Collected data entries
[Begin]

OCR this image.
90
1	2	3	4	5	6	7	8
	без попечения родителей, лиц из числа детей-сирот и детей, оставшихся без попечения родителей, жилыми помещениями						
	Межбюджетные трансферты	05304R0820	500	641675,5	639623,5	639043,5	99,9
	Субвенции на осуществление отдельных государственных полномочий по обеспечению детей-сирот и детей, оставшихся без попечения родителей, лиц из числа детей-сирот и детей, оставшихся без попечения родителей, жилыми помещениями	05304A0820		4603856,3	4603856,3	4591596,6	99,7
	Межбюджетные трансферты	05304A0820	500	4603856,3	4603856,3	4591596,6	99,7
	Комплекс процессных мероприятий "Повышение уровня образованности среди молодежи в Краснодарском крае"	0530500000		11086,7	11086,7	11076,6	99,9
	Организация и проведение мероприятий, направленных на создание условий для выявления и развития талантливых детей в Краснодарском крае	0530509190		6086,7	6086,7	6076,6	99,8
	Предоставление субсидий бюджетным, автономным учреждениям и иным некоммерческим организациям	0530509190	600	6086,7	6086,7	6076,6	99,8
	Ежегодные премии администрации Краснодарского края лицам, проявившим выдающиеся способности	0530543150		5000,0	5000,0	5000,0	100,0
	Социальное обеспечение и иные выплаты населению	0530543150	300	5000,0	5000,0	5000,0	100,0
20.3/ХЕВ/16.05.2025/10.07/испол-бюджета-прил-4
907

[End]

Direction
Collect each line holding the string "мероприятий".

Output below
	Комплекс процессных мероприятий "Повышение уровня образованности среди молодежи в Краснодарском крае"	0530500000		11086,7	11086,7	11076,6	99,9
	Организация и проведение мероприятий, направленных на создание условий для выявления и развития талантливых детей в Краснодарском крае	0530509190		6086,7	6086,7	6076,6	99,8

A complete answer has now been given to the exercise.